• _Stated task_
Identify the lines bearing the string "reactants" and gather them.

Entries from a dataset
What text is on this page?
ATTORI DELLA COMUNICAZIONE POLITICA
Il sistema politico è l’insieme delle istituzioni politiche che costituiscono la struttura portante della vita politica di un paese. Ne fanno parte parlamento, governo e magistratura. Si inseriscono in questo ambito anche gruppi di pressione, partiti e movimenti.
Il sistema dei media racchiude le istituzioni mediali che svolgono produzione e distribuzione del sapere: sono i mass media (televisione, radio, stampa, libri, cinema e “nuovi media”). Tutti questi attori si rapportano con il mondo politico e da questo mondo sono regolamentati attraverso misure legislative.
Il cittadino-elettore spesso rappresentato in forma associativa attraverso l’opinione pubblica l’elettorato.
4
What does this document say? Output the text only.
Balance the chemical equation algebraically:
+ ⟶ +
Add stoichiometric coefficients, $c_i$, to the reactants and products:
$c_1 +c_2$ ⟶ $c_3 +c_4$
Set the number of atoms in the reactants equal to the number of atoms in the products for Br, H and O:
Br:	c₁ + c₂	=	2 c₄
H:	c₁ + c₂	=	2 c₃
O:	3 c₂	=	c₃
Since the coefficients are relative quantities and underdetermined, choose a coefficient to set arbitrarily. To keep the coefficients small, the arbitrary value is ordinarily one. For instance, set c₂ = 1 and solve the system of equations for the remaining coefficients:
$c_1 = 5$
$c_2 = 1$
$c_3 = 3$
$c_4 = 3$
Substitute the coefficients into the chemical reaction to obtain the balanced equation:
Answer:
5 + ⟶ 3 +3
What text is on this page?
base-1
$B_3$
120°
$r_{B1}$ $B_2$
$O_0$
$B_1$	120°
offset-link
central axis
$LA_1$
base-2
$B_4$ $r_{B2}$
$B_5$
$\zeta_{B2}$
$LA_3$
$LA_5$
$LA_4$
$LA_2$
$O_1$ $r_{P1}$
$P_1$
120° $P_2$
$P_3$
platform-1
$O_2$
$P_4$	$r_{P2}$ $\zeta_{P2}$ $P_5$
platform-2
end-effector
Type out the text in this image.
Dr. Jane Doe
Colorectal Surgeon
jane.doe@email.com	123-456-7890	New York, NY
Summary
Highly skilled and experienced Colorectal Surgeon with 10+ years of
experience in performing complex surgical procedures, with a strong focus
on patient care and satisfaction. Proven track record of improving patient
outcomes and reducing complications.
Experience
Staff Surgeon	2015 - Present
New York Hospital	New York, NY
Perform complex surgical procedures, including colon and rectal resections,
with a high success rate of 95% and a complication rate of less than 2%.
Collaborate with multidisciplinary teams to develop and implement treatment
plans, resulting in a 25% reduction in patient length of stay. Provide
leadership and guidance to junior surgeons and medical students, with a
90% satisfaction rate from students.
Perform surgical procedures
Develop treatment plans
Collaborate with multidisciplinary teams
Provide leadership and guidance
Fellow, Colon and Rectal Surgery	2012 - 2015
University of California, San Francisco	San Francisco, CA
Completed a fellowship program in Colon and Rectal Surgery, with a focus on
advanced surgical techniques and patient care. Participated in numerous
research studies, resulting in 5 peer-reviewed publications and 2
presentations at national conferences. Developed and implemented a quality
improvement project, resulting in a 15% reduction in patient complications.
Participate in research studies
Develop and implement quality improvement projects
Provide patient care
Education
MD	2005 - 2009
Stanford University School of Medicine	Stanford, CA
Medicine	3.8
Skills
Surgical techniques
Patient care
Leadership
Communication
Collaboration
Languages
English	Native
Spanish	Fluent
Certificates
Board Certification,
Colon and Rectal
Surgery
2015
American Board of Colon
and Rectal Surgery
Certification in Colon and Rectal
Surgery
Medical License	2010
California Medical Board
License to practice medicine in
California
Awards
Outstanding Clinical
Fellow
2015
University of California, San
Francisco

• _Right answer_
Add stoichiometric coefficients, $c_i$, to the reactants and products:
Set the number of atoms in the reactants equal to the number of atoms in the products for Br, H and O:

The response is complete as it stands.